• _The request_
Rewrite the part of the Clydesdale cross forum thread that opens with the words containing "You will need" and closes with "them back in.", replacing "mane" with "hair".

• _Extract provided_
══════════

# What to do with a Clydesdale cross for a show?



## HowClever (Feb 16, 2010)

What discipline do you ride? I show my clydie x WB clipped and plaited as he is aimed at a career in dressage.
_Posted via Mobile Device_


----------



## LittleAppy (Feb 16, 2012)

she's ridden english and we are just doing flat work at a few smallish shows.
what type of plait?


----------



## MelissaAnn (Aug 26, 2011)

Little Appy, Post some pictures of your horse and maybe some user will be able to say what they think suits her?


----------



## LittleAppy (Feb 16, 2012)

Here are some photos of Rose


----------



## blue eyed pony (Jun 20, 2011)

You will need to pull that mane. Button braids will suit her just nicely and are a much neater look than a running braid anyway. All trimmed up - feather, whiskers, beard, ears - and tidy.

Also, get started training that mane to the other side. The mane should be on the off side. Best way to train it is to pull it over to the side you want it on, then braid it (but don't roll them, just tie them off with braiding elastic), making sure the braids sit flat against the side of her neck. Take them out after 7 days, brush out her mane, then put them back in.

Your braids will be much tidier and will look much better if her mane is properly trained before you braid for the show.

edit; just wanted to say that's the best neck I have ever seen on an ASH cross.


----------



## LittleAppy (Feb 16, 2012)

ok thanks blue eyed pony, i'll do what you've said


----------

══════════

• _Information supplied_
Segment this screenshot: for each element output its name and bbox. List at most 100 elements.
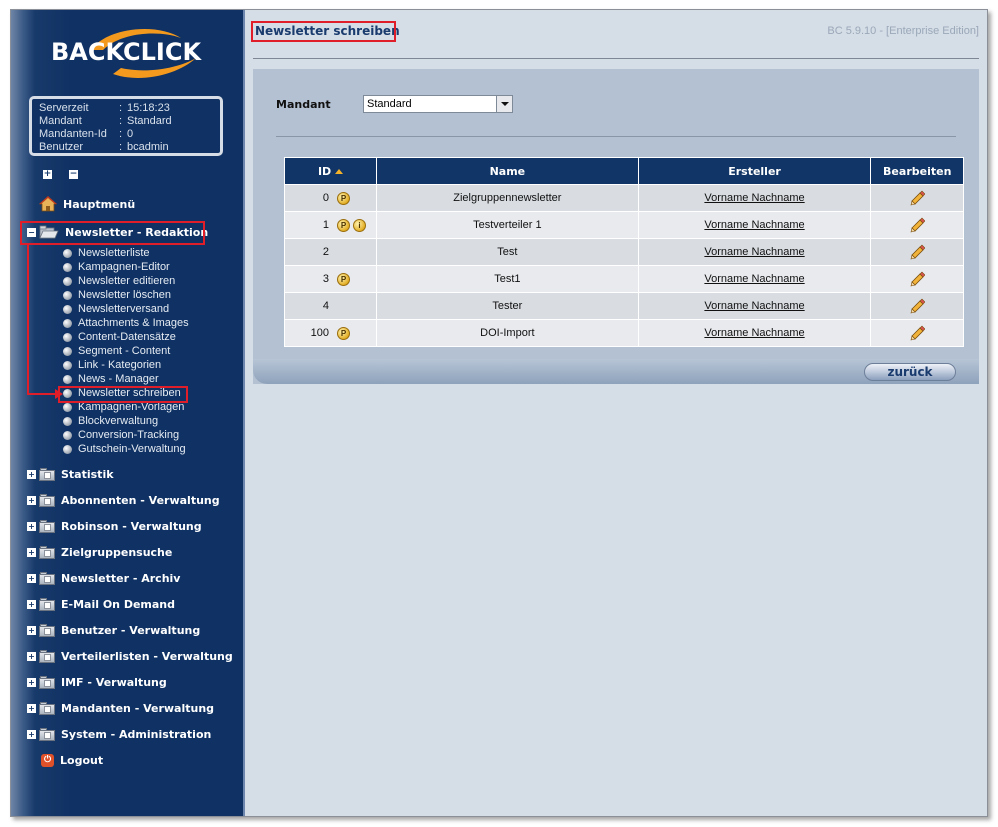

══════════

• _Exercise response_
You will need to pull that hair. Button braids will suit her just nicely and are a much neater look than a running braid anyway. All trimmed up - feather, whiskers, beard, ears - and tidy.

Also, get started training that hair to the other side. The hair should be on the off side. Best way to train it is to pull it over to the side you want it on, then braid it (but don't roll them, just tie them off with braiding elastic), making sure the braids sit flat against the side of her neck. Take them out after 7 days, brush out her hair, then put them back in.